WHAT IS BEING ASKED: Restate word for word the lines from the one containing "Read this page and output its text content." through the end of the listing below, with both ends included.

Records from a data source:
════════

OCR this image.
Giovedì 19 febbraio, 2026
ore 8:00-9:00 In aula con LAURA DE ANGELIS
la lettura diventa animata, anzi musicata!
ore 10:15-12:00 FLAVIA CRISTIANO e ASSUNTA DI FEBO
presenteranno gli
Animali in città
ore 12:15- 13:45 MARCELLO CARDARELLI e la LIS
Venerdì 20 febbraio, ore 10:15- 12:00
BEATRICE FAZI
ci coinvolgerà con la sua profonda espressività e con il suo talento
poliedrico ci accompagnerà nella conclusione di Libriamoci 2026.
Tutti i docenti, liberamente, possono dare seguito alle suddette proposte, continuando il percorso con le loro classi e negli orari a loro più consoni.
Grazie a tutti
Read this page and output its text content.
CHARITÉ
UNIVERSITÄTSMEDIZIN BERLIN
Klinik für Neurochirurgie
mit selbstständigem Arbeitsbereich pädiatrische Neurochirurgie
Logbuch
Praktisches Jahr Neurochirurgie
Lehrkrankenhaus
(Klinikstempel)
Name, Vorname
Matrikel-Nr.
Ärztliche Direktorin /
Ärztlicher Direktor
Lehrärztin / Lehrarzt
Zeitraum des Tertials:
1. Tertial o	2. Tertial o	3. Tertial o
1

════════

EXPECTED ANSWER:
Read this page and output its text content.
CHARITÉ
UNIVERSITÄTSMEDIZIN BERLIN
Klinik für Neurochirurgie
mit selbstständigem Arbeitsbereich pädiatrische Neurochirurgie
Logbuch
Praktisches Jahr Neurochirurgie
Lehrkrankenhaus
(Klinikstempel)
Name, Vorname
Matrikel-Nr.
Ärztliche Direktorin /
Ärztlicher Direktor
Lehrärztin / Lehrarzt
Zeitraum des Tertials:
1. Tertial o	2. Tertial o	3. Tertial o
1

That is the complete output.